Exercise task: Reproduce all of the records below, replacing every occurrence of "tour de poitrine" with "tour de buste" and keeping everything else the same. Omit the pictures from your output.

Task data:
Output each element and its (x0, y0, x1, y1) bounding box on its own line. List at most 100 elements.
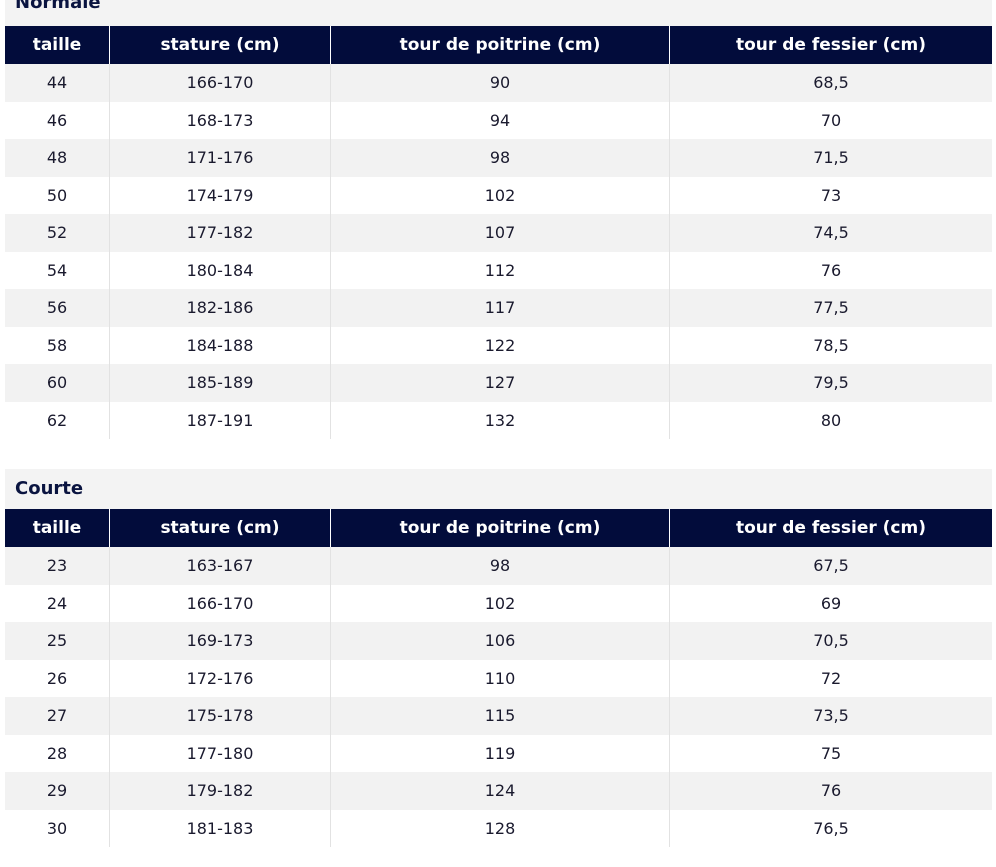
table-cell: 124 (331, 772, 670, 810)
table-header: taille stature (cm) tour de poitrine (cm) t… (5, 26, 992, 64)
table-row: 25 169-173 106 70,5 (5, 622, 992, 660)
table-cell: 184-188 (110, 326, 331, 364)
table-cell: 69 (820, 593, 842, 613)
table-cell: 79,5 (813, 373, 849, 393)
table-cell: 54 (5, 251, 110, 289)
table-cell: 107 (331, 214, 670, 252)
table-cell: 185-189 (110, 364, 331, 402)
table-cell: 102 (331, 584, 670, 622)
table-row: 50 174-179 102 73 (5, 176, 992, 214)
table-cell: 187-191 (110, 401, 331, 439)
table-cell: 174-179 (110, 176, 331, 214)
table-cell: 72 (820, 668, 842, 688)
table-cell: 94 (331, 101, 670, 139)
table-cell: 24 (5, 584, 110, 622)
table-row: 54 180-184 112 76 (5, 251, 992, 289)
table-cell: 122 (331, 326, 670, 364)
table-cell: 60 (5, 364, 110, 402)
table-cell: 172-176 (110, 659, 331, 697)
table-cell: 180-184 (110, 251, 331, 289)
table-cell: 73 (820, 185, 842, 205)
table-row: 27 175-178 115 73,5 (5, 697, 992, 735)
section-title: Courte (15, 478, 84, 499)
table-cell: 30 (5, 809, 110, 847)
table-cell: 90 (331, 64, 670, 102)
table-cell: 98 (331, 547, 670, 585)
table-cell: 168-173 (110, 101, 331, 139)
table-cell: 169-173 (110, 622, 331, 660)
header-cell: tour de poitrine (cm) (331, 509, 670, 547)
table-cell: 70 (820, 110, 842, 130)
table-cell: 46 (5, 101, 110, 139)
header-cell: tour de fessier (cm) (736, 35, 926, 55)
table-cell: 166-170 (110, 64, 331, 102)
table-row: 62 187-191 132 80 (5, 401, 992, 439)
table-cell: 76 (820, 781, 842, 801)
header-cell: taille (5, 26, 110, 64)
table-cell: 62 (5, 401, 110, 439)
section-band (5, 469, 992, 509)
header-cell: taille (5, 509, 110, 547)
table-cell: 102 (331, 176, 670, 214)
table-row: 29 179-182 124 76 (5, 772, 992, 810)
table-cell: 177-180 (110, 734, 331, 772)
table-cell: 68,5 (813, 73, 849, 93)
table-row: 58 184-188 122 78,5 (5, 326, 992, 364)
header-cell: tour de poitrine (cm) (331, 26, 670, 64)
table-row: 26 172-176 110 72 (5, 659, 992, 697)
section-band (5, 0, 992, 26)
table-cell: 74,5 (813, 223, 849, 243)
table-row: 30 181-183 128 76,5 (5, 809, 992, 847)
table-cell: 78,5 (813, 335, 849, 355)
table-cell: 52 (5, 214, 110, 252)
table-cell: 23 (5, 547, 110, 585)
table-cell: 70,5 (813, 631, 849, 651)
table-cell: 171-176 (110, 139, 331, 177)
table-row: 56 182-186 117 77,5 (5, 289, 992, 327)
section-title: Normale (15, 0, 101, 13)
table-cell: 76 (820, 260, 842, 280)
table-cell: 115 (331, 697, 670, 735)
table-row: 60 185-189 127 79,5 (5, 364, 992, 402)
header-cell: stature (cm) (110, 509, 331, 547)
table-cell: 71,5 (813, 148, 849, 168)
table-cell: 48 (5, 139, 110, 177)
table-cell: 106 (331, 622, 670, 660)
table-cell: 80 (820, 410, 842, 430)
table-cell: 132 (331, 401, 670, 439)
table-cell: 166-170 (110, 584, 331, 622)
table-cell: 163-167 (110, 547, 331, 585)
table-header: taille stature (cm) tour de poitrine (cm) t… (5, 509, 992, 547)
table-row: 44 166-170 90 68,5 (5, 64, 992, 102)
table-cell: 56 (5, 289, 110, 327)
header-cell: stature (cm) (110, 26, 331, 64)
table-cell: 117 (331, 289, 670, 327)
table-cell: 67,5 (813, 556, 849, 576)
table-cell: 127 (331, 364, 670, 402)
table-row: 52 177-182 107 74,5 (5, 214, 992, 252)
header-cell: tour de fessier (cm) (736, 518, 926, 538)
table-cell: 73,5 (813, 706, 849, 726)
table-cell: 50 (5, 176, 110, 214)
table-row: 46 168-173 94 70 (5, 101, 992, 139)
table-cell: 28 (5, 734, 110, 772)
table-cell: 110 (331, 659, 670, 697)
table-cell: 175-178 (110, 697, 331, 735)
table-cell: 29 (5, 772, 110, 810)
table-cell: 112 (331, 251, 670, 289)
table-cell: 75 (820, 743, 842, 763)
table-cell: 76,5 (813, 818, 849, 838)
table-cell: 181-183 (110, 809, 331, 847)
table-cell: 77,5 (813, 298, 849, 318)
table-row: 23 163-167 98 67,5 (5, 547, 992, 585)
table-cell: 128 (331, 809, 670, 847)
table-cell: 58 (5, 326, 110, 364)
table-cell: 119 (331, 734, 670, 772)
table-cell: 182-186 (110, 289, 331, 327)
table-cell: 44 (5, 64, 110, 102)
table-row: 48 171-176 98 71,5 (5, 139, 992, 177)
table-row: 24 166-170 102 69 (5, 584, 992, 622)
table-cell: 27 (5, 697, 110, 735)
table-cell: 26 (5, 659, 110, 697)
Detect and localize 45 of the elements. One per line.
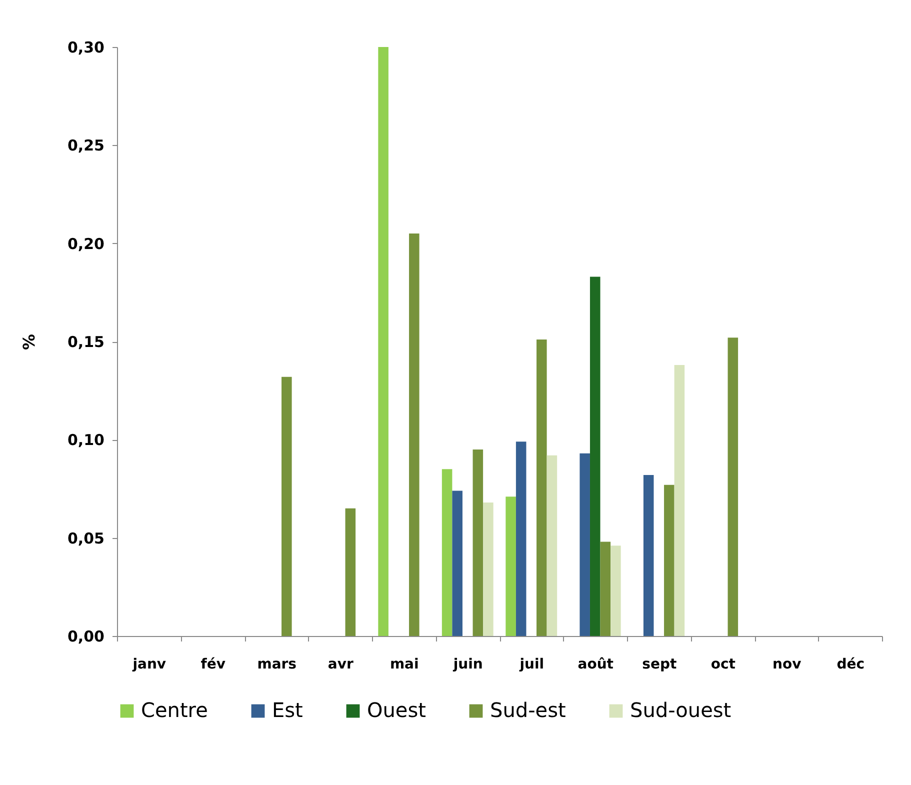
y-tick-label: 0,00	[67, 628, 104, 646]
legend-label: Sud-ouest	[630, 698, 732, 722]
bar	[536, 340, 547, 636]
y-axis-title: %	[19, 334, 38, 350]
legend-label: Est	[272, 698, 304, 722]
x-tick-label: juil	[518, 656, 544, 672]
bar	[282, 376, 292, 636]
legend-label: Centre	[141, 698, 208, 722]
y-tick-label: 0,15	[67, 333, 104, 351]
x-tick-label: oct	[710, 656, 736, 672]
bar	[452, 490, 462, 636]
legend-label: Sud-est	[490, 698, 566, 722]
bar	[409, 234, 420, 636]
x-tick-label: déc	[836, 656, 865, 672]
y-tick-label: 0,20	[67, 234, 104, 253]
bar	[610, 546, 621, 636]
bar	[378, 47, 388, 636]
bar	[600, 542, 611, 636]
y-tick-label: 0,30	[67, 38, 104, 56]
x-tick-label: fév	[200, 656, 226, 672]
y-tick-label: 0,05	[67, 529, 104, 548]
bar	[442, 469, 452, 636]
x-tick-label: mai	[390, 656, 419, 672]
x-tick-label: janv	[132, 656, 166, 672]
bar	[506, 496, 516, 636]
bar	[728, 338, 738, 636]
bar	[483, 502, 494, 636]
bar	[516, 442, 526, 636]
bar	[664, 484, 674, 636]
bar	[643, 475, 654, 636]
x-tick-label: mars	[257, 656, 297, 672]
y-tick-label: 0,10	[67, 431, 104, 450]
bar	[546, 455, 558, 636]
bar	[472, 449, 484, 636]
x-tick-label: juin	[452, 656, 483, 672]
legend-label: Ouest	[367, 698, 426, 722]
x-tick-label: sept	[642, 656, 677, 672]
bar	[674, 365, 685, 636]
bar	[345, 508, 356, 636]
bar	[580, 453, 590, 636]
bar	[590, 276, 600, 636]
x-tick-label: août	[578, 656, 614, 672]
x-tick-label: nov	[772, 656, 802, 672]
x-tick-label: avr	[328, 656, 354, 672]
y-tick-label: 0,25	[67, 136, 104, 155]
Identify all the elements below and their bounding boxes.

The solution:
Output each element and its (x0, y0, x1, y1) bounding box on its own line. List at most 100 elements.
table-cell: 124 (331, 772, 670, 810)
table-header: taille stature (cm) tour de buste (cm) t… (5, 26, 992, 64)
table-row: 25 169-173 106 70,5 (5, 622, 992, 660)
table-cell: 184-188 (110, 326, 331, 364)
table-cell: 69 (820, 593, 842, 613)
table-cell: 79,5 (813, 373, 849, 393)
table-cell: 54 (5, 251, 110, 289)
table-cell: 107 (331, 214, 670, 252)
table-cell: 185-189 (110, 364, 331, 402)
table-cell: 102 (331, 584, 670, 622)
table-row: 50 174-179 102 73 (5, 176, 992, 214)
table-cell: 187-191 (110, 401, 331, 439)
table-cell: 174-179 (110, 176, 331, 214)
table-cell: 72 (820, 668, 842, 688)
table-cell: 94 (331, 101, 670, 139)
table-cell: 24 (5, 584, 110, 622)
table-row: 54 180-184 112 76 (5, 251, 992, 289)
table-cell: 122 (331, 326, 670, 364)
table-cell: 60 (5, 364, 110, 402)
table-cell: 172-176 (110, 659, 331, 697)
table-cell: 180-184 (110, 251, 331, 289)
table-cell: 73 (820, 185, 842, 205)
table-row: 27 175-178 115 73,5 (5, 697, 992, 735)
section-title: Courte (15, 478, 84, 499)
table-cell: 30 (5, 809, 110, 847)
table-cell: 90 (331, 64, 670, 102)
table-cell: 98 (331, 547, 670, 585)
table-cell: 168-173 (110, 101, 331, 139)
table-cell: 169-173 (110, 622, 331, 660)
header-cell: tour de buste (cm) (331, 509, 670, 547)
table-cell: 70 (820, 110, 842, 130)
table-cell: 46 (5, 101, 110, 139)
header-cell: tour de fessier (cm) (736, 35, 926, 55)
table-cell: 166-170 (110, 64, 331, 102)
table-row: 62 187-191 132 80 (5, 401, 992, 439)
table-cell: 76 (820, 781, 842, 801)
header-cell: taille (5, 26, 110, 64)
table-cell: 62 (5, 401, 110, 439)
section-band (5, 469, 992, 509)
header-cell: taille (5, 509, 110, 547)
table-cell: 102 (331, 176, 670, 214)
table-row: 29 179-182 124 76 (5, 772, 992, 810)
table-cell: 177-180 (110, 734, 331, 772)
table-cell: 68,5 (813, 73, 849, 93)
table-row: 58 184-188 122 78,5 (5, 326, 992, 364)
header-cell: tour de buste (cm) (331, 26, 670, 64)
table-row: 26 172-176 110 72 (5, 659, 992, 697)
section-band (5, 0, 992, 26)
table-cell: 74,5 (813, 223, 849, 243)
table-row: 30 181-183 128 76,5 (5, 809, 992, 847)
table-cell: 78,5 (813, 335, 849, 355)
table-cell: 52 (5, 214, 110, 252)
table-cell: 23 (5, 547, 110, 585)
table-cell: 70,5 (813, 631, 849, 651)
table-cell: 171-176 (110, 139, 331, 177)
table-row: 56 182-186 117 77,5 (5, 289, 992, 327)
section-title: Normale (15, 0, 101, 13)
table-cell: 76 (820, 260, 842, 280)
table-cell: 115 (331, 697, 670, 735)
table-row: 60 185-189 127 79,5 (5, 364, 992, 402)
header-cell: stature (cm) (110, 509, 331, 547)
table-cell: 71,5 (813, 148, 849, 168)
table-cell: 48 (5, 139, 110, 177)
table-cell: 106 (331, 622, 670, 660)
table-cell: 80 (820, 410, 842, 430)
table-cell: 132 (331, 401, 670, 439)
table-cell: 166-170 (110, 584, 331, 622)
table-cell: 163-167 (110, 547, 331, 585)
table-header: taille stature (cm) tour de buste (cm) t… (5, 509, 992, 547)
table-row: 44 166-170 90 68,5 (5, 64, 992, 102)
table-cell: 56 (5, 289, 110, 327)
header-cell: stature (cm) (110, 26, 331, 64)
table-cell: 117 (331, 289, 670, 327)
table-cell: 67,5 (813, 556, 849, 576)
table-cell: 127 (331, 364, 670, 402)
table-row: 52 177-182 107 74,5 (5, 214, 992, 252)
header-cell: tour de fessier (cm) (736, 518, 926, 538)
table-cell: 73,5 (813, 706, 849, 726)
table-cell: 50 (5, 176, 110, 214)
table-row: 46 168-173 94 70 (5, 101, 992, 139)
table-cell: 28 (5, 734, 110, 772)
table-cell: 110 (331, 659, 670, 697)
table-cell: 175-178 (110, 697, 331, 735)
table-cell: 29 (5, 772, 110, 810)
table-cell: 112 (331, 251, 670, 289)
table-cell: 75 (820, 743, 842, 763)
table-cell: 76,5 (813, 818, 849, 838)
table-cell: 181-183 (110, 809, 331, 847)
table-cell: 77,5 (813, 298, 849, 318)
table-row: 23 163-167 98 67,5 (5, 547, 992, 585)
table-cell: 128 (331, 809, 670, 847)
table-cell: 58 (5, 326, 110, 364)
table-cell: 119 (331, 734, 670, 772)
table-cell: 182-186 (110, 289, 331, 327)
table-cell: 44 (5, 64, 110, 102)
table-row: 48 171-176 98 71,5 (5, 139, 992, 177)
table-row: 24 166-170 102 69 (5, 584, 992, 622)
table-cell: 27 (5, 697, 110, 735)
table-cell: 26 (5, 659, 110, 697)
Detect and localize 45 of the elements. One per line.
y-tick-label: 0,00	[67, 628, 104, 646]
legend-label: Sud-ouest	[630, 698, 732, 722]
bar	[536, 340, 547, 636]
y-axis-title: %	[19, 334, 38, 350]
legend-label: Est	[272, 698, 304, 722]
x-tick-label: juil	[518, 656, 544, 672]
bar	[282, 376, 292, 636]
legend-label: Centre	[141, 698, 208, 722]
y-tick-label: 0,15	[67, 333, 104, 351]
x-tick-label: oct	[710, 656, 736, 672]
bar	[452, 490, 462, 636]
legend-label: Sud-est	[490, 698, 566, 722]
bar	[409, 234, 420, 636]
x-tick-label: déc	[836, 656, 865, 672]
y-tick-label: 0,20	[67, 234, 104, 253]
bar	[610, 546, 621, 636]
bar	[378, 47, 388, 636]
bar	[600, 542, 611, 636]
y-tick-label: 0,30	[67, 38, 104, 56]
x-tick-label: fév	[200, 656, 226, 672]
y-tick-label: 0,05	[67, 529, 104, 548]
bar	[442, 469, 452, 636]
x-tick-label: mai	[390, 656, 419, 672]
x-tick-label: janv	[132, 656, 166, 672]
bar	[506, 496, 516, 636]
bar	[728, 338, 738, 636]
bar	[483, 502, 494, 636]
bar	[516, 442, 526, 636]
bar	[664, 484, 674, 636]
bar	[643, 475, 654, 636]
x-tick-label: mars	[257, 656, 297, 672]
y-tick-label: 0,10	[67, 431, 104, 450]
bar	[546, 455, 558, 636]
bar	[472, 449, 484, 636]
x-tick-label: juin	[452, 656, 483, 672]
legend-label: Ouest	[367, 698, 426, 722]
x-tick-label: sept	[642, 656, 677, 672]
bar	[674, 365, 685, 636]
bar	[345, 508, 356, 636]
bar	[580, 453, 590, 636]
bar	[590, 276, 600, 636]
x-tick-label: août	[578, 656, 614, 672]
x-tick-label: nov	[772, 656, 802, 672]
x-tick-label: avr	[328, 656, 354, 672]
y-tick-label: 0,25	[67, 136, 104, 155]
Identify all the elements below and their bounding boxes.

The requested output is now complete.